* Directions *
Answer these questions using the text below about ZFS write speeds.
(a) How fast did the rsync to the new 128K zvol run?
(b) How many files of what size did the benchmark series write?
(c) What speed did writing a single 40 GB file to the same pool reach?

* Source *
It was painfully slow. Not “a little slow” — 19 MB/s for file-level operations on SSDs capable of hundreds of megabytes per second. I spent a few weeks running experiments to figure out why, and the answer surprised me.
The pool was created with 16K volblocksize, and I’d read that small volblocksizes on RAIDZ cause write amplification. So I assumed migrating to 128K blocks would fix things. I created a new 128K zvol and started rsyncing 3 TB to it — without benchmarking first. Again.
The rsync crawled at 3.5 MB/s. Worse than the original.
It turned out the new zvol had sync=standard (the default), which forces every write to be flushed to disk. Setting sync=disabled on the 128K zvol brought it up to 25 MB/s — but 16K with sync=disabled was 280 MB/s. The original blocksize was fine. The original hypothesis was completely wrong.
But 280 MB/s was a cached result (the test only wrote 10 GB into 64 GB of RAM). The real question was: what’s the sustained throughput for real file-level workloads?
I ran a series of benchmarks writing 6,000 files of 14 MB each (82 GB total), with the ZFS dirty data buffer reduced to 512 MB to prevent caching from masking the results. Each test ran long enough to reach steady state.
Here’s what I found:
The two bars in the middle are barely visible. That’s the point.
APFS on bare SSD (234 MB/s): Writing files directly to an APFS volume on a single SATA SSD, no ZFS involved. This is the baseline — how fast the hardware and filesystem can go.
APFS on RAIDZ1 zvol (19 MB/s): The production setup. APFS sitting on a ZFS zvol on the RAIDZ1 pool. 12x slower than bare APFS.
ZFS dataset on RAIDZ1 (15 MB/s): ZFS’s own native filesystem on the same RAIDZ1 pool, no APFS, no zvol. Even slower. This ruled out APFS as the culprit — the double copy-on-write “APFS on ZFS” stack wasn’t the problem.
ZFS stripe (254 MB/s): A ZFS pool with two drives, no parity. Each drive is its own vdev — data is striped across them, but no parity is computed. Actually faster than the single bare SSD because two drives share the load. This was the last experiment I ran, and the one that confirmed the fix.
Here’s the thing that makes this confusing: RAIDZ1 is fast for sequential I/O. Writing a single 40 GB file to the same pool hit 203 MB/s. The hardware path is fine. The problem is specific to creating many files.

* Stored data *
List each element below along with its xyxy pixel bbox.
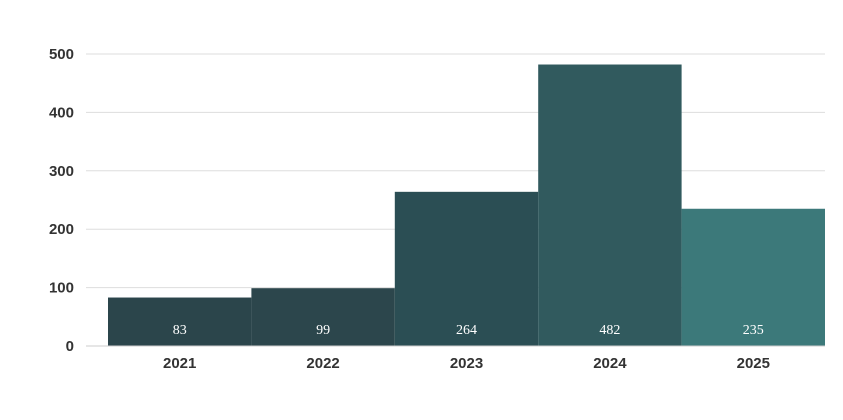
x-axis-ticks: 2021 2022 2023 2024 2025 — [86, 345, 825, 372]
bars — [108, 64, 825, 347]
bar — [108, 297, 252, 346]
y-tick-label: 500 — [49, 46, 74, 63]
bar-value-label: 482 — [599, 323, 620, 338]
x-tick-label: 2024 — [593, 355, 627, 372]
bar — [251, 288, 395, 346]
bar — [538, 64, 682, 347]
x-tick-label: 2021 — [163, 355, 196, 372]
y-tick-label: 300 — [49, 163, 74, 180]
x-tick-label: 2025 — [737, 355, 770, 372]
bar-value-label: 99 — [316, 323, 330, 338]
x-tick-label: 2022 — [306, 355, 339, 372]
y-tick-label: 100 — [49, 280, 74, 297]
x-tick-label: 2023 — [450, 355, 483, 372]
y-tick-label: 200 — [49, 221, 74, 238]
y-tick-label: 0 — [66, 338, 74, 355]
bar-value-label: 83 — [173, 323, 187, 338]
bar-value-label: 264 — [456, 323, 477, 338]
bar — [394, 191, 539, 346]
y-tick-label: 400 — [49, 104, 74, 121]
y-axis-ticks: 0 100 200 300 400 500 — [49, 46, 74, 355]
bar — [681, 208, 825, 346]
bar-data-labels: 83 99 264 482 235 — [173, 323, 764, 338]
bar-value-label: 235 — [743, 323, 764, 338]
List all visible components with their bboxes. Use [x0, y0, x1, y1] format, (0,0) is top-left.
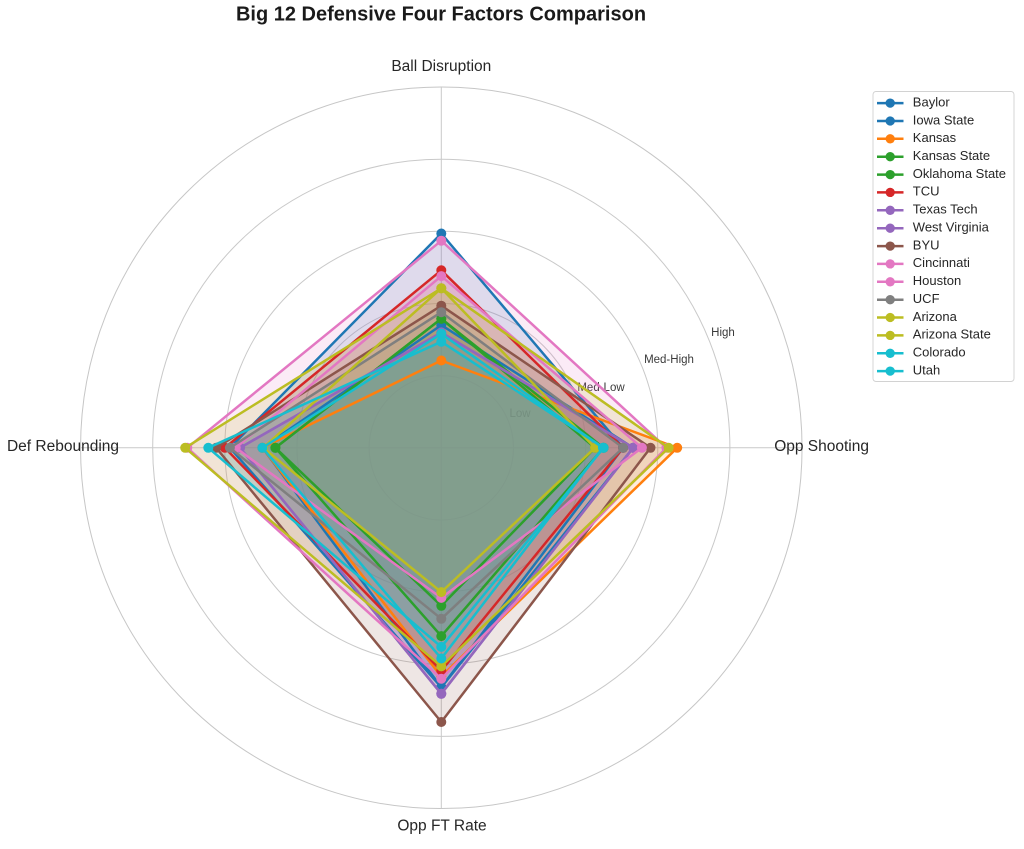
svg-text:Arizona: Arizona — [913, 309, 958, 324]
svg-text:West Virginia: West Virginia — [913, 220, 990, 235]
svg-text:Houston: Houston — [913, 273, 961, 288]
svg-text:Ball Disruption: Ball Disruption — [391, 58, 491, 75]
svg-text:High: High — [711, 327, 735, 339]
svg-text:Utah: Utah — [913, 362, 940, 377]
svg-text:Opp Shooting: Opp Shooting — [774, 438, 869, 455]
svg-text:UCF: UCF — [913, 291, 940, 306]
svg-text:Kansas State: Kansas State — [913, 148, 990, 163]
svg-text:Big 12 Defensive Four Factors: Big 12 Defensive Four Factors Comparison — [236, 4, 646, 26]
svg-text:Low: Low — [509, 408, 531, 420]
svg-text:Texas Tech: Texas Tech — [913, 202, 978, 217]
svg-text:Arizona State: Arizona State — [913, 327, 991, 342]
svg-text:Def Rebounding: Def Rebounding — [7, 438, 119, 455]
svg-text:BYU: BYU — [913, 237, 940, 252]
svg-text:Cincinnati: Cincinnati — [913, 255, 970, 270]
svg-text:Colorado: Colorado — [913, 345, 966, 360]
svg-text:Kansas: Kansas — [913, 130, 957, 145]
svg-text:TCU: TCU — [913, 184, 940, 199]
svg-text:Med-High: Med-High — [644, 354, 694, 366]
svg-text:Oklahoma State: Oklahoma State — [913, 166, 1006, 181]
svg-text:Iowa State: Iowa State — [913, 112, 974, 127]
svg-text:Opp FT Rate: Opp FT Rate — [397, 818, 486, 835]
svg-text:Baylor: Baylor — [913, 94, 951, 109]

* Expected answer *
(a) 3.5 MB/s
(b) 6,000 files of 14 MB each, 82 GB in total
(c) 203 MB/s